----- PROVIDED DATA -----
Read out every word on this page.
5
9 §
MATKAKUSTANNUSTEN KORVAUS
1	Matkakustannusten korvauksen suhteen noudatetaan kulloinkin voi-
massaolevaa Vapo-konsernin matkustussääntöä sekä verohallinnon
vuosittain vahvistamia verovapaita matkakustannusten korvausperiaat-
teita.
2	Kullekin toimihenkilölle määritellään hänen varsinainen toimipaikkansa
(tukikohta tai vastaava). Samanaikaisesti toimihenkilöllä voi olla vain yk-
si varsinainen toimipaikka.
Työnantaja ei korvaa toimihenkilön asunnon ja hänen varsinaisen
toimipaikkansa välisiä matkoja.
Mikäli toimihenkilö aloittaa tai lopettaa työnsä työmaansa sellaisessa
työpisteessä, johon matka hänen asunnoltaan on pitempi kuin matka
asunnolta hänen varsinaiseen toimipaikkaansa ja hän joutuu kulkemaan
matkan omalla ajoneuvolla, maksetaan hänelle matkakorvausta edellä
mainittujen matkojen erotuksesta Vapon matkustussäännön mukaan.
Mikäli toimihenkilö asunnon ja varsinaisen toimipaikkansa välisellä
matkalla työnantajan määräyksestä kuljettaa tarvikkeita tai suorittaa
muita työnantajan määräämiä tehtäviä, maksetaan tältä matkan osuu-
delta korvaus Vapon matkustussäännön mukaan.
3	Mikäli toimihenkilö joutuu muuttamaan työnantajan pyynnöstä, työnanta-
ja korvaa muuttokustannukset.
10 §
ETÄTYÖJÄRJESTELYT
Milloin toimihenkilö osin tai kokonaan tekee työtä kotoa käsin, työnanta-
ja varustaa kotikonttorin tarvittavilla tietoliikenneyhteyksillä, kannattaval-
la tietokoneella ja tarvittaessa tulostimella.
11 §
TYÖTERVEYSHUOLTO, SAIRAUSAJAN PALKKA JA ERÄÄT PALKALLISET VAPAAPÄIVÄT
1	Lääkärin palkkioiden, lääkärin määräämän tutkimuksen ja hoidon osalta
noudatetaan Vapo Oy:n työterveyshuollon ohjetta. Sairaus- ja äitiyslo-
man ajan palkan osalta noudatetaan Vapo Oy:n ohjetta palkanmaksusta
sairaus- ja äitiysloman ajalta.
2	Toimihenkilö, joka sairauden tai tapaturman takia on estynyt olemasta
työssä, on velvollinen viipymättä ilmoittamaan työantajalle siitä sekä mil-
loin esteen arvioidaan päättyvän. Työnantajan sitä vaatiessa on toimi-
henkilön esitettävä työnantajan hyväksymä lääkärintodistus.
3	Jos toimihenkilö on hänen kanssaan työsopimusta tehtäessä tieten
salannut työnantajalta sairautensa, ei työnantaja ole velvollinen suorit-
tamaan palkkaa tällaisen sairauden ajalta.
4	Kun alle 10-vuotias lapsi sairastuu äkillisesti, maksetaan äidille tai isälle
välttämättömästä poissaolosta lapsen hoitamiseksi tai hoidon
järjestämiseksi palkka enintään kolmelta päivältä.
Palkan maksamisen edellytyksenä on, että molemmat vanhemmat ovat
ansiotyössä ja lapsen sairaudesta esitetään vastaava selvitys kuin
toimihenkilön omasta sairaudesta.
-----
* TASK TO CARRY OUT *
The records above must be repeated exactly, every one of them.

* ANSWER FOR THIS EXERCISE *
Read out every word on this page.
5
9 §
MATKAKUSTANNUSTEN KORVAUS
1	Matkakustannusten korvauksen suhteen noudatetaan kulloinkin voi-
massaolevaa Vapo-konsernin matkustussääntöä sekä verohallinnon
vuosittain vahvistamia verovapaita matkakustannusten korvausperiaat-
teita.
2	Kullekin toimihenkilölle määritellään hänen varsinainen toimipaikkansa
(tukikohta tai vastaava). Samanaikaisesti toimihenkilöllä voi olla vain yk-
si varsinainen toimipaikka.
Työnantaja ei korvaa toimihenkilön asunnon ja hänen varsinaisen
toimipaikkansa välisiä matkoja.
Mikäli toimihenkilö aloittaa tai lopettaa työnsä työmaansa sellaisessa
työpisteessä, johon matka hänen asunnoltaan on pitempi kuin matka
asunnolta hänen varsinaiseen toimipaikkaansa ja hän joutuu kulkemaan
matkan omalla ajoneuvolla, maksetaan hänelle matkakorvausta edellä
mainittujen matkojen erotuksesta Vapon matkustussäännön mukaan.
Mikäli toimihenkilö asunnon ja varsinaisen toimipaikkansa välisellä
matkalla työnantajan määräyksestä kuljettaa tarvikkeita tai suorittaa
muita työnantajan määräämiä tehtäviä, maksetaan tältä matkan osuu-
delta korvaus Vapon matkustussäännön mukaan.
3	Mikäli toimihenkilö joutuu muuttamaan työnantajan pyynnöstä, työnanta-
ja korvaa muuttokustannukset.
10 §
ETÄTYÖJÄRJESTELYT
Milloin toimihenkilö osin tai kokonaan tekee työtä kotoa käsin, työnanta-
ja varustaa kotikonttorin tarvittavilla tietoliikenneyhteyksillä, kannattaval-
la tietokoneella ja tarvittaessa tulostimella.
11 §
TYÖTERVEYSHUOLTO, SAIRAUSAJAN PALKKA JA ERÄÄT PALKALLISET VAPAAPÄIVÄT
1	Lääkärin palkkioiden, lääkärin määräämän tutkimuksen ja hoidon osalta
noudatetaan Vapo Oy:n työterveyshuollon ohjetta. Sairaus- ja äitiyslo-
man ajan palkan osalta noudatetaan Vapo Oy:n ohjetta palkanmaksusta
sairaus- ja äitiysloman ajalta.
2	Toimihenkilö, joka sairauden tai tapaturman takia on estynyt olemasta
työssä, on velvollinen viipymättä ilmoittamaan työantajalle siitä sekä mil-
loin esteen arvioidaan päättyvän. Työnantajan sitä vaatiessa on toimi-
henkilön esitettävä työnantajan hyväksymä lääkärintodistus.
3	Jos toimihenkilö on hänen kanssaan työsopimusta tehtäessä tieten
salannut työnantajalta sairautensa, ei työnantaja ole velvollinen suorit-
tamaan palkkaa tällaisen sairauden ajalta.
4	Kun alle 10-vuotias lapsi sairastuu äkillisesti, maksetaan äidille tai isälle
välttämättömästä poissaolosta lapsen hoitamiseksi tai hoidon
järjestämiseksi palkka enintään kolmelta päivältä.
Palkan maksamisen edellytyksenä on, että molemmat vanhemmat ovat
ansiotyössä ja lapsen sairaudesta esitetään vastaava selvitys kuin
toimihenkilön omasta sairaudesta.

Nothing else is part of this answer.